■ What you are asked to do
Take the data that follows and retype it word for word.

■ Input rows

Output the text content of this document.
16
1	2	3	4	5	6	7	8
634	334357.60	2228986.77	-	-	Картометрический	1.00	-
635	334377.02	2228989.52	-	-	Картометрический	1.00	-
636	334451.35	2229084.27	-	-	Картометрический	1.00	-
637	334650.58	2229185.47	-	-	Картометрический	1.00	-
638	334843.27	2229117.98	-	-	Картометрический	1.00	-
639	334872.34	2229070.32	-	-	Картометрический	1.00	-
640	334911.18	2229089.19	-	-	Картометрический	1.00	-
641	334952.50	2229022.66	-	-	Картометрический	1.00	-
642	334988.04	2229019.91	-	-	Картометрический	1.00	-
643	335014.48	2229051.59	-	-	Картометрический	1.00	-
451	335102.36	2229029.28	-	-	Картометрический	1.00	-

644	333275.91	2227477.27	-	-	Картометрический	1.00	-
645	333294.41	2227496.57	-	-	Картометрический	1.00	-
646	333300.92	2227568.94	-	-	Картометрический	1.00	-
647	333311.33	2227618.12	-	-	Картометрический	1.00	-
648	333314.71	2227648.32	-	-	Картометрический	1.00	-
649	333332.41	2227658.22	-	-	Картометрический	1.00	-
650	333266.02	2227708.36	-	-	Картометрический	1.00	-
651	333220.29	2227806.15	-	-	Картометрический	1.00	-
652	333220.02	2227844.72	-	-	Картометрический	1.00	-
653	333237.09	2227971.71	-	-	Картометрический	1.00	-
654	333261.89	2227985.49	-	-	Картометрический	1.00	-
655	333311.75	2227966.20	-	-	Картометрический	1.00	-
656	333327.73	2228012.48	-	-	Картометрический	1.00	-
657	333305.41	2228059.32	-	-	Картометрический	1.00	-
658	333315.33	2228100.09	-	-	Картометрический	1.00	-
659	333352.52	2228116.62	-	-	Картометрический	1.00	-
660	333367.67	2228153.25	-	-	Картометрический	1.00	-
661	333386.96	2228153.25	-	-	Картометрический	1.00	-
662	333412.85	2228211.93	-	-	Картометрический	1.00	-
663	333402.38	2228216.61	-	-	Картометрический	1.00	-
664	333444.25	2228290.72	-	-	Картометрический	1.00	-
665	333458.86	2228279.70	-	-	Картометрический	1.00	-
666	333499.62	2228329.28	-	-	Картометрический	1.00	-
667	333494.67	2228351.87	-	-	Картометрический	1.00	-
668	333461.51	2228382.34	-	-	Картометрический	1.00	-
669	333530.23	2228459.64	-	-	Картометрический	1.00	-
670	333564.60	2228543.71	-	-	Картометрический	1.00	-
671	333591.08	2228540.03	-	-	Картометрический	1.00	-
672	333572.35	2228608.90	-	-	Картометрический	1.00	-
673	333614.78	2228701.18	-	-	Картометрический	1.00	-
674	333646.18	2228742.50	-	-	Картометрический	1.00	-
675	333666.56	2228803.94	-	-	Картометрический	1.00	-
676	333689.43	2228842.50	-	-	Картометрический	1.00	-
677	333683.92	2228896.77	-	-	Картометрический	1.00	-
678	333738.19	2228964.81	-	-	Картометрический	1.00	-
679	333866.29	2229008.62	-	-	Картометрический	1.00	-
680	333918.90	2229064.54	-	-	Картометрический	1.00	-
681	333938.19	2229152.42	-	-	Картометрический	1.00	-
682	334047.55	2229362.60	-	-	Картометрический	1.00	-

■ Output for this task
Output the text content of this document.
16
1	2	3	4	5	6	7	8
634	334357.60	2228986.77	-	-	Картометрический	1.00	-
635	334377.02	2228989.52	-	-	Картометрический	1.00	-
636	334451.35	2229084.27	-	-	Картометрический	1.00	-
637	334650.58	2229185.47	-	-	Картометрический	1.00	-
638	334843.27	2229117.98	-	-	Картометрический	1.00	-
639	334872.34	2229070.32	-	-	Картометрический	1.00	-
640	334911.18	2229089.19	-	-	Картометрический	1.00	-
641	334952.50	2229022.66	-	-	Картометрический	1.00	-
642	334988.04	2229019.91	-	-	Картометрический	1.00	-
643	335014.48	2229051.59	-	-	Картометрический	1.00	-
451	335102.36	2229029.28	-	-	Картометрический	1.00	-

644	333275.91	2227477.27	-	-	Картометрический	1.00	-
645	333294.41	2227496.57	-	-	Картометрический	1.00	-
646	333300.92	2227568.94	-	-	Картометрический	1.00	-
647	333311.33	2227618.12	-	-	Картометрический	1.00	-
648	333314.71	2227648.32	-	-	Картометрический	1.00	-
649	333332.41	2227658.22	-	-	Картометрический	1.00	-
650	333266.02	2227708.36	-	-	Картометрический	1.00	-
651	333220.29	2227806.15	-	-	Картометрический	1.00	-
652	333220.02	2227844.72	-	-	Картометрический	1.00	-
653	333237.09	2227971.71	-	-	Картометрический	1.00	-
654	333261.89	2227985.49	-	-	Картометрический	1.00	-
655	333311.75	2227966.20	-	-	Картометрический	1.00	-
656	333327.73	2228012.48	-	-	Картометрический	1.00	-
657	333305.41	2228059.32	-	-	Картометрический	1.00	-
658	333315.33	2228100.09	-	-	Картометрический	1.00	-
659	333352.52	2228116.62	-	-	Картометрический	1.00	-
660	333367.67	2228153.25	-	-	Картометрический	1.00	-
661	333386.96	2228153.25	-	-	Картометрический	1.00	-
662	333412.85	2228211.93	-	-	Картометрический	1.00	-
663	333402.38	2228216.61	-	-	Картометрический	1.00	-
664	333444.25	2228290.72	-	-	Картометрический	1.00	-
665	333458.86	2228279.70	-	-	Картометрический	1.00	-
666	333499.62	2228329.28	-	-	Картометрический	1.00	-
667	333494.67	2228351.87	-	-	Картометрический	1.00	-
668	333461.51	2228382.34	-	-	Картометрический	1.00	-
669	333530.23	2228459.64	-	-	Картометрический	1.00	-
670	333564.60	2228543.71	-	-	Картометрический	1.00	-
671	333591.08	2228540.03	-	-	Картометрический	1.00	-
672	333572.35	2228608.90	-	-	Картометрический	1.00	-
673	333614.78	2228701.18	-	-	Картометрический	1.00	-
674	333646.18	2228742.50	-	-	Картометрический	1.00	-
675	333666.56	2228803.94	-	-	Картометрический	1.00	-
676	333689.43	2228842.50	-	-	Картометрический	1.00	-
677	333683.92	2228896.77	-	-	Картометрический	1.00	-
678	333738.19	2228964.81	-	-	Картометрический	1.00	-
679	333866.29	2229008.62	-	-	Картометрический	1.00	-
680	333918.90	2229064.54	-	-	Картометрический	1.00	-
681	333938.19	2229152.42	-	-	Картометрический	1.00	-
682	334047.55	2229362.60	-	-	Картометрический	1.00	-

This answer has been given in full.